──────── ENTRIES PROVIDED ────────

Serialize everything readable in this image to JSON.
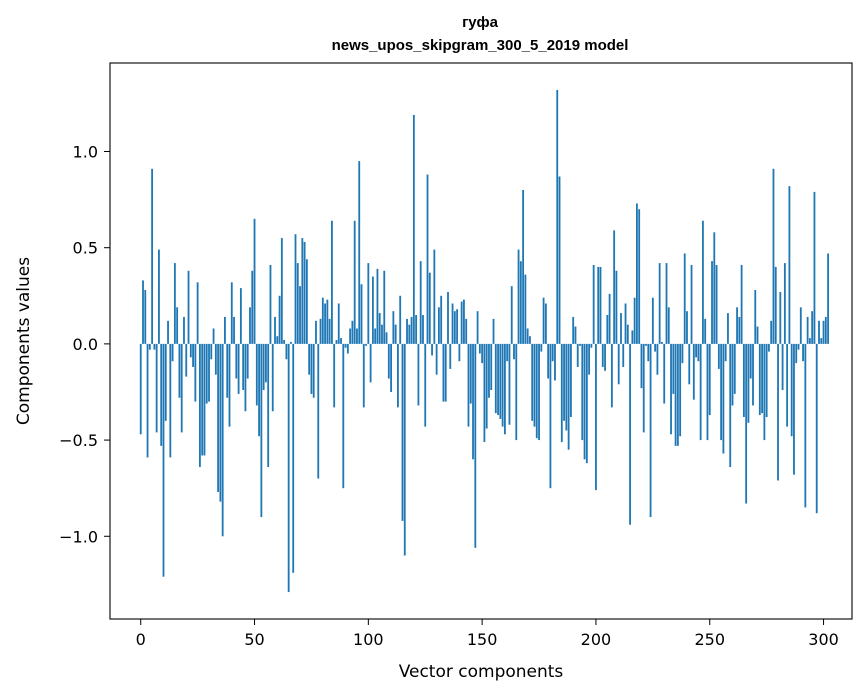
{
  "chart_data": {
    "type": "bar",
    "title_line1": "гуфа",
    "title_line2": "news_upos_skipgram_300_5_2019 model",
    "xlabel": "Vector components",
    "ylabel": "Components values",
    "xlim": [
      -13.5,
      312.5
    ],
    "ylim": [
      -1.43,
      1.46
    ],
    "xticks": [
      0,
      50,
      100,
      150,
      200,
      250,
      300
    ],
    "xtick_labels": [
      "0",
      "50",
      "100",
      "150",
      "200",
      "250",
      "300"
    ],
    "yticks": [
      -1.0,
      -0.5,
      0.0,
      0.5,
      1.0
    ],
    "ytick_labels": [
      "−1.0",
      "−0.5",
      "0.0",
      "0.5",
      "1.0"
    ],
    "bar_color": "#1f77b4",
    "values": [
      -0.47,
      0.33,
      0.28,
      -0.59,
      -0.03,
      0.91,
      -0.03,
      -0.46,
      0.49,
      -0.53,
      -1.21,
      -0.4,
      0.12,
      -0.59,
      -0.09,
      0.42,
      0.19,
      -0.28,
      -0.46,
      0.14,
      -0.17,
      0.38,
      -0.07,
      -0.12,
      -0.3,
      0.32,
      -0.64,
      -0.58,
      -0.58,
      -0.31,
      -0.3,
      -0.08,
      0.08,
      -0.16,
      -0.77,
      -0.82,
      -1.0,
      0.14,
      -0.28,
      -0.43,
      0.32,
      0.14,
      -0.18,
      -0.26,
      0.29,
      -0.24,
      -0.35,
      -0.18,
      0.19,
      0.38,
      0.65,
      -0.32,
      -0.48,
      -0.9,
      -0.24,
      -0.2,
      -0.64,
      0.41,
      -0.35,
      0.14,
      0.04,
      0.25,
      0.55,
      0.02,
      -0.08,
      -1.29,
      0.01,
      -1.19,
      0.57,
      0.42,
      0.3,
      0.55,
      0.53,
      0.44,
      -0.16,
      -0.26,
      -0.28,
      0.12,
      -0.7,
      0.13,
      0.24,
      0.21,
      0.23,
      0.13,
      0.64,
      -0.33,
      0.02,
      0.21,
      0.03,
      -0.75,
      -0.02,
      -0.05,
      0.08,
      0.12,
      0.64,
      0.08,
      0.95,
      0.31,
      -0.33,
      -0.01,
      0.42,
      -0.2,
      0.35,
      0.08,
      0.39,
      0.16,
      0.1,
      0.38,
      0.06,
      -0.18,
      -0.25,
      0.17,
      0.1,
      -0.33,
      0.25,
      -0.92,
      -1.1,
      0.13,
      0.1,
      0.14,
      1.19,
      0.15,
      -0.32,
      0.43,
      0.15,
      -0.43,
      0.88,
      0.37,
      -0.06,
      0.49,
      -0.16,
      0.19,
      0.25,
      -0.3,
      -0.3,
      0.27,
      -0.13,
      0.21,
      0.17,
      0.18,
      -0.09,
      0.22,
      0.23,
      0.13,
      -0.43,
      -0.31,
      -0.6,
      -1.06,
      0.17,
      -0.05,
      -0.1,
      -0.51,
      -0.44,
      -0.28,
      -0.24,
      0.13,
      -0.36,
      -0.37,
      -0.39,
      -0.43,
      -0.47,
      -0.09,
      -0.42,
      0.3,
      -0.08,
      -0.5,
      0.49,
      0.43,
      0.8,
      0.36,
      0.08,
      0.04,
      -0.4,
      -0.43,
      -0.49,
      -0.5,
      -0.04,
      0.24,
      0.21,
      -0.18,
      -0.75,
      -0.09,
      -0.19,
      1.32,
      0.87,
      -0.51,
      -0.4,
      -0.45,
      -0.55,
      -0.38,
      0.14,
      0.09,
      -0.12,
      -0.01,
      -0.5,
      -0.6,
      -0.62,
      -0.16,
      -0.02,
      0.41,
      -0.76,
      0.4,
      0.4,
      -0.12,
      -0.14,
      0.15,
      0.26,
      -0.33,
      0.59,
      0.38,
      -0.21,
      0.16,
      -0.12,
      0.21,
      0.1,
      -0.94,
      0.07,
      0.24,
      0.73,
      0.7,
      -0.23,
      -0.46,
      -0.01,
      -0.09,
      -0.9,
      0.24,
      -0.04,
      -0.16,
      0.42,
      0.01,
      -0.31,
      0.42,
      0.19,
      -0.47,
      -0.26,
      -0.53,
      -0.53,
      -0.48,
      -0.1,
      0.47,
      0.17,
      -0.21,
      0.41,
      -0.29,
      -0.07,
      -0.09,
      -0.5,
      0.64,
      0.13,
      -0.5,
      -0.37,
      0.43,
      0.58,
      0.41,
      -0.13,
      -0.5,
      -0.57,
      -0.09,
      0.16,
      -0.64,
      -0.32,
      -0.26,
      0.19,
      0.14,
      0.41,
      -0.38,
      -0.83,
      -0.41,
      -0.18,
      -0.32,
      0.28,
      0.09,
      -0.37,
      -0.36,
      -0.5,
      -0.38,
      -0.04,
      0.12,
      0.91,
      0.4,
      -0.71,
      0.27,
      -0.24,
      0.42,
      -0.43,
      0.82,
      -0.48,
      -0.68,
      -0.1,
      -0.03,
      0.19,
      -0.09,
      -0.85,
      0.14,
      0.03,
      0.17,
      0.79,
      -0.88,
      0.12,
      0.03,
      0.12,
      0.14,
      0.47
    ]
  }
}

────────

Omit the pictures and output all of the other material exactly.

Serialize everything readable in this image to JSON.
{
  "chart_data": {
    "type": "bar",
    "title_line1": "гуфа",
    "title_line2": "news_upos_skipgram_300_5_2019 model",
    "xlabel": "Vector components",
    "ylabel": "Components values",
    "xlim": [
      -13.5,
      312.5
    ],
    "ylim": [
      -1.43,
      1.46
    ],
    "xticks": [
      0,
      50,
      100,
      150,
      200,
      250,
      300
    ],
    "xtick_labels": [
      "0",
      "50",
      "100",
      "150",
      "200",
      "250",
      "300"
    ],
    "yticks": [
      -1.0,
      -0.5,
      0.0,
      0.5,
      1.0
    ],
    "ytick_labels": [
      "−1.0",
      "−0.5",
      "0.0",
      "0.5",
      "1.0"
    ],
    "bar_color": "#1f77b4",
    "values": [
      -0.47,
      0.33,
      0.28,
      -0.59,
      -0.03,
      0.91,
      -0.03,
      -0.46,
      0.49,
      -0.53,
      -1.21,
      -0.4,
      0.12,
      -0.59,
      -0.09,
      0.42,
      0.19,
      -0.28,
      -0.46,
      0.14,
      -0.17,
      0.38,
      -0.07,
      -0.12,
      -0.3,
      0.32,
      -0.64,
      -0.58,
      -0.58,
      -0.31,
      -0.3,
      -0.08,
      0.08,
      -0.16,
      -0.77,
      -0.82,
      -1.0,
      0.14,
      -0.28,
      -0.43,
      0.32,
      0.14,
      -0.18,
      -0.26,
      0.29,
      -0.24,
      -0.35,
      -0.18,
      0.19,
      0.38,
      0.65,
      -0.32,
      -0.48,
      -0.9,
      -0.24,
      -0.2,
      -0.64,
      0.41,
      -0.35,
      0.14,
      0.04,
      0.25,
      0.55,
      0.02,
      -0.08,
      -1.29,
      0.01,
      -1.19,
      0.57,
      0.42,
      0.3,
      0.55,
      0.53,
      0.44,
      -0.16,
      -0.26,
      -0.28,
      0.12,
      -0.7,
      0.13,
      0.24,
      0.21,
      0.23,
      0.13,
      0.64,
      -0.33,
      0.02,
      0.21,
      0.03,
      -0.75,
      -0.02,
      -0.05,
      0.08,
      0.12,
      0.64,
      0.08,
      0.95,
      0.31,
      -0.33,
      -0.01,
      0.42,
      -0.2,
      0.35,
      0.08,
      0.39,
      0.16,
      0.1,
      0.38,
      0.06,
      -0.18,
      -0.25,
      0.17,
      0.1,
      -0.33,
      0.25,
      -0.92,
      -1.1,
      0.13,
      0.1,
      0.14,
      1.19,
      0.15,
      -0.32,
      0.43,
      0.15,
      -0.43,
      0.88,
      0.37,
      -0.06,
      0.49,
      -0.16,
      0.19,
      0.25,
      -0.3,
      -0.3,
      0.27,
      -0.13,
      0.21,
      0.17,
      0.18,
      -0.09,
      0.22,
      0.23,
      0.13,
      -0.43,
      -0.31,
      -0.6,
      -1.06,
      0.17,
      -0.05,
      -0.1,
      -0.51,
      -0.44,
      -0.28,
      -0.24,
      0.13,
      -0.36,
      -0.37,
      -0.39,
      -0.43,
      -0.47,
      -0.09,
      -0.42,
      0.3,
      -0.08,
      -0.5,
      0.49,
      0.43,
      0.8,
      0.36,
      0.08,
      0.04,
      -0.4,
      -0.43,
      -0.49,
      -0.5,
      -0.04,
      0.24,
      0.21,
      -0.18,
      -0.75,
      -0.09,
      -0.19,
      1.32,
      0.87,
      -0.51,
      -0.4,
      -0.45,
      -0.55,
      -0.38,
      0.14,
      0.09,
      -0.12,
      -0.01,
      -0.5,
      -0.6,
      -0.62,
      -0.16,
      -0.02,
      0.41,
      -0.76,
      0.4,
      0.4,
      -0.12,
      -0.14,
      0.15,
      0.26,
      -0.33,
      0.59,
      0.38,
      -0.21,
      0.16,
      -0.12,
      0.21,
      0.1,
      -0.94,
      0.07,
      0.24,
      0.73,
      0.7,
      -0.23,
      -0.46,
      -0.01,
      -0.09,
      -0.9,
      0.24,
      -0.04,
      -0.16,
      0.42,
      0.01,
      -0.31,
      0.42,
      0.19,
      -0.47,
      -0.26,
      -0.53,
      -0.53,
      -0.48,
      -0.1,
      0.47,
      0.17,
      -0.21,
      0.41,
      -0.29,
      -0.07,
      -0.09,
      -0.5,
      0.64,
      0.13,
      -0.5,
      -0.37,
      0.43,
      0.58,
      0.41,
      -0.13,
      -0.5,
      -0.57,
      -0.09,
      0.16,
      -0.64,
      -0.32,
      -0.26,
      0.19,
      0.14,
      0.41,
      -0.38,
      -0.83,
      -0.41,
      -0.18,
      -0.32,
      0.28,
      0.09,
      -0.37,
      -0.36,
      -0.5,
      -0.38,
      -0.04,
      0.12,
      0.91,
      0.4,
      -0.71,
      0.27,
      -0.24,
      0.42,
      -0.43,
      0.82,
      -0.48,
      -0.68,
      -0.1,
      -0.03,
      0.19,
      -0.09,
      -0.85,
      0.14,
      0.03,
      0.17,
      0.79,
      -0.88,
      0.12,
      0.03,
      0.12,
      0.14,
      0.47
    ]
  }
}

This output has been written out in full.